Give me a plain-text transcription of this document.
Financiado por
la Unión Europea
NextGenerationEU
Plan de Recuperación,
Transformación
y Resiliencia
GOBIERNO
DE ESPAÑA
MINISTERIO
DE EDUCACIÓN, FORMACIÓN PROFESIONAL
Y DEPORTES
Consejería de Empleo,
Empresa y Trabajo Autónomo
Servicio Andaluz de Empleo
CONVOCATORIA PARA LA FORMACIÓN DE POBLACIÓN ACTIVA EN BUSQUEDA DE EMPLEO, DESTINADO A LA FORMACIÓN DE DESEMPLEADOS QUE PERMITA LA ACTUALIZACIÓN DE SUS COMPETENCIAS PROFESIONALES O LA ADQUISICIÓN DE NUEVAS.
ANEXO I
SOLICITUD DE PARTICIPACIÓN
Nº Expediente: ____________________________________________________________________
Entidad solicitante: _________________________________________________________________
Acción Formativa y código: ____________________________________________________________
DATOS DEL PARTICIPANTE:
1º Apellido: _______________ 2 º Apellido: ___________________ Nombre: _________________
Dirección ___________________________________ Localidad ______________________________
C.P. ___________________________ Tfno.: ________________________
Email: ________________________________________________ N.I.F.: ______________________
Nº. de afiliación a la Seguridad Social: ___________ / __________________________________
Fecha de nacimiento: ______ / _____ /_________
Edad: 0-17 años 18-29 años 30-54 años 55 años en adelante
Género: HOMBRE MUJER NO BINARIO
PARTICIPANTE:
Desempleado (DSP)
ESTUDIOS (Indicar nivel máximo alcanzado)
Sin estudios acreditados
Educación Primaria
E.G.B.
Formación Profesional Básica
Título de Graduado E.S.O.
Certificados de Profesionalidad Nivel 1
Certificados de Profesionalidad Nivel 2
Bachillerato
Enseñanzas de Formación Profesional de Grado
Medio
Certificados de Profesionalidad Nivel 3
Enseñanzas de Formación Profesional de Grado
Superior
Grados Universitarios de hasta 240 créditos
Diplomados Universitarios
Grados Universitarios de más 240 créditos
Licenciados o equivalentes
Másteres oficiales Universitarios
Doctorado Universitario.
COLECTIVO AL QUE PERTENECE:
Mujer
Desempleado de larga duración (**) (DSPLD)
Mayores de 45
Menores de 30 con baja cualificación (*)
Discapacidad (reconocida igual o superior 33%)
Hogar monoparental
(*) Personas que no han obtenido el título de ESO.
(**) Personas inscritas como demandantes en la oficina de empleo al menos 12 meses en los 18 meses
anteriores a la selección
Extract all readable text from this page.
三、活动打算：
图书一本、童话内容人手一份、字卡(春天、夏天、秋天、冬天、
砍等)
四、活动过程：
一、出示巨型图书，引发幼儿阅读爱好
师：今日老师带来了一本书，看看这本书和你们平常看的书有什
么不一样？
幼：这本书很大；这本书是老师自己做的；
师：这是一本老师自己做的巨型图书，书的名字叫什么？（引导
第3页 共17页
────
- _Exercise_
Please set down all the data word for word.

- _Response to this task_
Give me a plain-text transcription of this document.
Financiado por
la Unión Europea
NextGenerationEU
Plan de Recuperación,
Transformación
y Resiliencia
GOBIERNO
DE ESPAÑA
MINISTERIO
DE EDUCACIÓN, FORMACIÓN PROFESIONAL
Y DEPORTES
Consejería de Empleo,
Empresa y Trabajo Autónomo
Servicio Andaluz de Empleo
CONVOCATORIA PARA LA FORMACIÓN DE POBLACIÓN ACTIVA EN BUSQUEDA DE EMPLEO, DESTINADO A LA FORMACIÓN DE DESEMPLEADOS QUE PERMITA LA ACTUALIZACIÓN DE SUS COMPETENCIAS PROFESIONALES O LA ADQUISICIÓN DE NUEVAS.
ANEXO I
SOLICITUD DE PARTICIPACIÓN
Nº Expediente: ____________________________________________________________________
Entidad solicitante: _________________________________________________________________
Acción Formativa y código: ____________________________________________________________
DATOS DEL PARTICIPANTE:
1º Apellido: _______________ 2 º Apellido: ___________________ Nombre: _________________
Dirección ___________________________________ Localidad ______________________________
C.P. ___________________________ Tfno.: ________________________
Email: ________________________________________________ N.I.F.: ______________________
Nº. de afiliación a la Seguridad Social: ___________ / __________________________________
Fecha de nacimiento: ______ / _____ /_________
Edad: 0-17 años 18-29 años 30-54 años 55 años en adelante
Género: HOMBRE MUJER NO BINARIO
PARTICIPANTE:
Desempleado (DSP)
ESTUDIOS (Indicar nivel máximo alcanzado)
Sin estudios acreditados
Educación Primaria
E.G.B.
Formación Profesional Básica
Título de Graduado E.S.O.
Certificados de Profesionalidad Nivel 1
Certificados de Profesionalidad Nivel 2
Bachillerato
Enseñanzas de Formación Profesional de Grado
Medio
Certificados de Profesionalidad Nivel 3
Enseñanzas de Formación Profesional de Grado
Superior
Grados Universitarios de hasta 240 créditos
Diplomados Universitarios
Grados Universitarios de más 240 créditos
Licenciados o equivalentes
Másteres oficiales Universitarios
Doctorado Universitario.
COLECTIVO AL QUE PERTENECE:
Mujer
Desempleado de larga duración (**) (DSPLD)
Mayores de 45
Menores de 30 con baja cualificación (*)
Discapacidad (reconocida igual o superior 33%)
Hogar monoparental
(*) Personas que no han obtenido el título de ESO.
(**) Personas inscritas como demandantes en la oficina de empleo al menos 12 meses en los 18 meses
anteriores a la selección
Extract all readable text from this page.
三、活动打算：
图书一本、童话内容人手一份、字卡(春天、夏天、秋天、冬天、
砍等)
四、活动过程：
一、出示巨型图书，引发幼儿阅读爱好
师：今日老师带来了一本书，看看这本书和你们平常看的书有什
么不一样？
幼：这本书很大；这本书是老师自己做的；
师：这是一本老师自己做的巨型图书，书的名字叫什么？（引导
第3页 共17页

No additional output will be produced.